Figure dataset records

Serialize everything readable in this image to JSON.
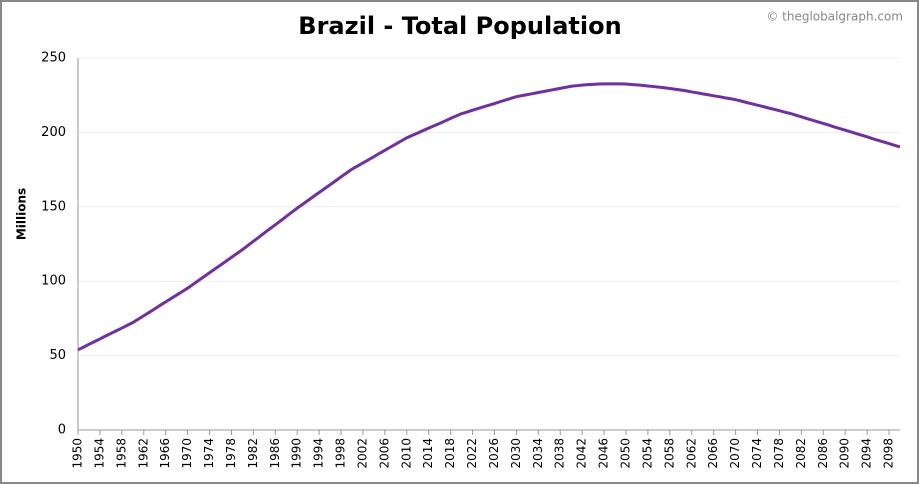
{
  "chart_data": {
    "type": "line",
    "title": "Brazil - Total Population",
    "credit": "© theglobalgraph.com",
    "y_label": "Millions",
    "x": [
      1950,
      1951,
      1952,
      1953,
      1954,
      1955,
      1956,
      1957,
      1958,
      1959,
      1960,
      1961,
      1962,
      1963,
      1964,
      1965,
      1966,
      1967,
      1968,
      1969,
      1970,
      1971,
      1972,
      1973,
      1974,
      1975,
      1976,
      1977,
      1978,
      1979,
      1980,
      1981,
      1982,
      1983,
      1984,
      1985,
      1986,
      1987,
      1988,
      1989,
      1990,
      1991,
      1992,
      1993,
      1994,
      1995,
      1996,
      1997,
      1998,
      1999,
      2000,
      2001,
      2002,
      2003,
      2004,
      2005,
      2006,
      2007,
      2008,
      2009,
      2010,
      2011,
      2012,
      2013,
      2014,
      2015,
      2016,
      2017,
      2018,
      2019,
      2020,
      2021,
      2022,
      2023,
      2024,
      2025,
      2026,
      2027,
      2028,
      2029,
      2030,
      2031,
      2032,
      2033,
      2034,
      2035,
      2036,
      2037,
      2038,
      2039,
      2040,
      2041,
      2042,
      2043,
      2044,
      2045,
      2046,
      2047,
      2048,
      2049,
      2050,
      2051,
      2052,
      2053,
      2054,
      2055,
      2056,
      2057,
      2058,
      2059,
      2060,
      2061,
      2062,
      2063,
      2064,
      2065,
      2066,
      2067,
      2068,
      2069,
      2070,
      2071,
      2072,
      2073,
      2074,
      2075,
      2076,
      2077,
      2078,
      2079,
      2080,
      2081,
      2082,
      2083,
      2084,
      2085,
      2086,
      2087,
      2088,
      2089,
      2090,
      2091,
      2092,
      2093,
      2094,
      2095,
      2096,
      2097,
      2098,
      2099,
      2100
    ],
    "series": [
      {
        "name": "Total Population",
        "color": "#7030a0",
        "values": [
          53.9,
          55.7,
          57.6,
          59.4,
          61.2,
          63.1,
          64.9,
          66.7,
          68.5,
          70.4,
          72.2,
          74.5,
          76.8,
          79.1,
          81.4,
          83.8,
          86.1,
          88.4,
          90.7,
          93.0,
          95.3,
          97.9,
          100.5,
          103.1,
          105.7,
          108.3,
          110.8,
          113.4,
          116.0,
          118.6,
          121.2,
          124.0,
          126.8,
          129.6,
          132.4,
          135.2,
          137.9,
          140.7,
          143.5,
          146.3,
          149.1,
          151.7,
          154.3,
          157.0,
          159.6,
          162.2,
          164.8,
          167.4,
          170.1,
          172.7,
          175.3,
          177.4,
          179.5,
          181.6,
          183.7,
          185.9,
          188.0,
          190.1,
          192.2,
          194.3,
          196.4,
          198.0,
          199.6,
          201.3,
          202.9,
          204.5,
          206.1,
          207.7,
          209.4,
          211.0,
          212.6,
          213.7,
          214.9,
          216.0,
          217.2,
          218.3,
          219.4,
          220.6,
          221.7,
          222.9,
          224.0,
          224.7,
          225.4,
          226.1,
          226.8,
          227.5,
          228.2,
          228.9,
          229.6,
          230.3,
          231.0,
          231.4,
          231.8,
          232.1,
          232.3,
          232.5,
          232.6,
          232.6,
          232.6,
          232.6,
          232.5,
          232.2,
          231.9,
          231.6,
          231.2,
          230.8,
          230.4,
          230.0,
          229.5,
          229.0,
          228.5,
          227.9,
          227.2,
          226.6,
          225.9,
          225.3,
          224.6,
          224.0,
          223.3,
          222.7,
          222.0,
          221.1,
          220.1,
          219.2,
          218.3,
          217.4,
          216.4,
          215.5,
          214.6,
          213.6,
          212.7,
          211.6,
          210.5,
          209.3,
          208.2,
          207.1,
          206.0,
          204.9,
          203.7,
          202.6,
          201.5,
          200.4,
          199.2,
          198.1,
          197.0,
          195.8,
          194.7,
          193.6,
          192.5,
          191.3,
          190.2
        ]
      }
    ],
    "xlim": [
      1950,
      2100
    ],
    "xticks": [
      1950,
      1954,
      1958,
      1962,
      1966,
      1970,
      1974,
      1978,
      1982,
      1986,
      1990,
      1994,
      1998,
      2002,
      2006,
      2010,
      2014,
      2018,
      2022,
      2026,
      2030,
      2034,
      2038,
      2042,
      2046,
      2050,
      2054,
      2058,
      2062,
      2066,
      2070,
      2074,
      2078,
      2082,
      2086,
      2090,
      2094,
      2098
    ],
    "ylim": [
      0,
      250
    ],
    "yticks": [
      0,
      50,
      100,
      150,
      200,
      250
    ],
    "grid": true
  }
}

▸ WORK TO COMPLETE: Copy out the records above in full, exactly as written, but not the pictures.

▸ WRITTEN ANSWER:
Serialize everything readable in this image to JSON.
{
  "chart_data": {
    "type": "line",
    "title": "Brazil - Total Population",
    "credit": "© theglobalgraph.com",
    "y_label": "Millions",
    "x": [
      1950,
      1951,
      1952,
      1953,
      1954,
      1955,
      1956,
      1957,
      1958,
      1959,
      1960,
      1961,
      1962,
      1963,
      1964,
      1965,
      1966,
      1967,
      1968,
      1969,
      1970,
      1971,
      1972,
      1973,
      1974,
      1975,
      1976,
      1977,
      1978,
      1979,
      1980,
      1981,
      1982,
      1983,
      1984,
      1985,
      1986,
      1987,
      1988,
      1989,
      1990,
      1991,
      1992,
      1993,
      1994,
      1995,
      1996,
      1997,
      1998,
      1999,
      2000,
      2001,
      2002,
      2003,
      2004,
      2005,
      2006,
      2007,
      2008,
      2009,
      2010,
      2011,
      2012,
      2013,
      2014,
      2015,
      2016,
      2017,
      2018,
      2019,
      2020,
      2021,
      2022,
      2023,
      2024,
      2025,
      2026,
      2027,
      2028,
      2029,
      2030,
      2031,
      2032,
      2033,
      2034,
      2035,
      2036,
      2037,
      2038,
      2039,
      2040,
      2041,
      2042,
      2043,
      2044,
      2045,
      2046,
      2047,
      2048,
      2049,
      2050,
      2051,
      2052,
      2053,
      2054,
      2055,
      2056,
      2057,
      2058,
      2059,
      2060,
      2061,
      2062,
      2063,
      2064,
      2065,
      2066,
      2067,
      2068,
      2069,
      2070,
      2071,
      2072,
      2073,
      2074,
      2075,
      2076,
      2077,
      2078,
      2079,
      2080,
      2081,
      2082,
      2083,
      2084,
      2085,
      2086,
      2087,
      2088,
      2089,
      2090,
      2091,
      2092,
      2093,
      2094,
      2095,
      2096,
      2097,
      2098,
      2099,
      2100
    ],
    "series": [
      {
        "name": "Total Population",
        "color": "#7030a0",
        "values": [
          53.9,
          55.7,
          57.6,
          59.4,
          61.2,
          63.1,
          64.9,
          66.7,
          68.5,
          70.4,
          72.2,
          74.5,
          76.8,
          79.1,
          81.4,
          83.8,
          86.1,
          88.4,
          90.7,
          93.0,
          95.3,
          97.9,
          100.5,
          103.1,
          105.7,
          108.3,
          110.8,
          113.4,
          116.0,
          118.6,
          121.2,
          124.0,
          126.8,
          129.6,
          132.4,
          135.2,
          137.9,
          140.7,
          143.5,
          146.3,
          149.1,
          151.7,
          154.3,
          157.0,
          159.6,
          162.2,
          164.8,
          167.4,
          170.1,
          172.7,
          175.3,
          177.4,
          179.5,
          181.6,
          183.7,
          185.9,
          188.0,
          190.1,
          192.2,
          194.3,
          196.4,
          198.0,
          199.6,
          201.3,
          202.9,
          204.5,
          206.1,
          207.7,
          209.4,
          211.0,
          212.6,
          213.7,
          214.9,
          216.0,
          217.2,
          218.3,
          219.4,
          220.6,
          221.7,
          222.9,
          224.0,
          224.7,
          225.4,
          226.1,
          226.8,
          227.5,
          228.2,
          228.9,
          229.6,
          230.3,
          231.0,
          231.4,
          231.8,
          232.1,
          232.3,
          232.5,
          232.6,
          232.6,
          232.6,
          232.6,
          232.5,
          232.2,
          231.9,
          231.6,
          231.2,
          230.8,
          230.4,
          230.0,
          229.5,
          229.0,
          228.5,
          227.9,
          227.2,
          226.6,
          225.9,
          225.3,
          224.6,
          224.0,
          223.3,
          222.7,
          222.0,
          221.1,
          220.1,
          219.2,
          218.3,
          217.4,
          216.4,
          215.5,
          214.6,
          213.6,
          212.7,
          211.6,
          210.5,
          209.3,
          208.2,
          207.1,
          206.0,
          204.9,
          203.7,
          202.6,
          201.5,
          200.4,
          199.2,
          198.1,
          197.0,
          195.8,
          194.7,
          193.6,
          192.5,
          191.3,
          190.2
        ]
      }
    ],
    "xlim": [
      1950,
      2100
    ],
    "xticks": [
      1950,
      1954,
      1958,
      1962,
      1966,
      1970,
      1974,
      1978,
      1982,
      1986,
      1990,
      1994,
      1998,
      2002,
      2006,
      2010,
      2014,
      2018,
      2022,
      2026,
      2030,
      2034,
      2038,
      2042,
      2046,
      2050,
      2054,
      2058,
      2062,
      2066,
      2070,
      2074,
      2078,
      2082,
      2086,
      2090,
      2094,
      2098
    ],
    "ylim": [
      0,
      250
    ],
    "yticks": [
      0,
      50,
      100,
      150,
      200,
      250
    ],
    "grid": true
  }
}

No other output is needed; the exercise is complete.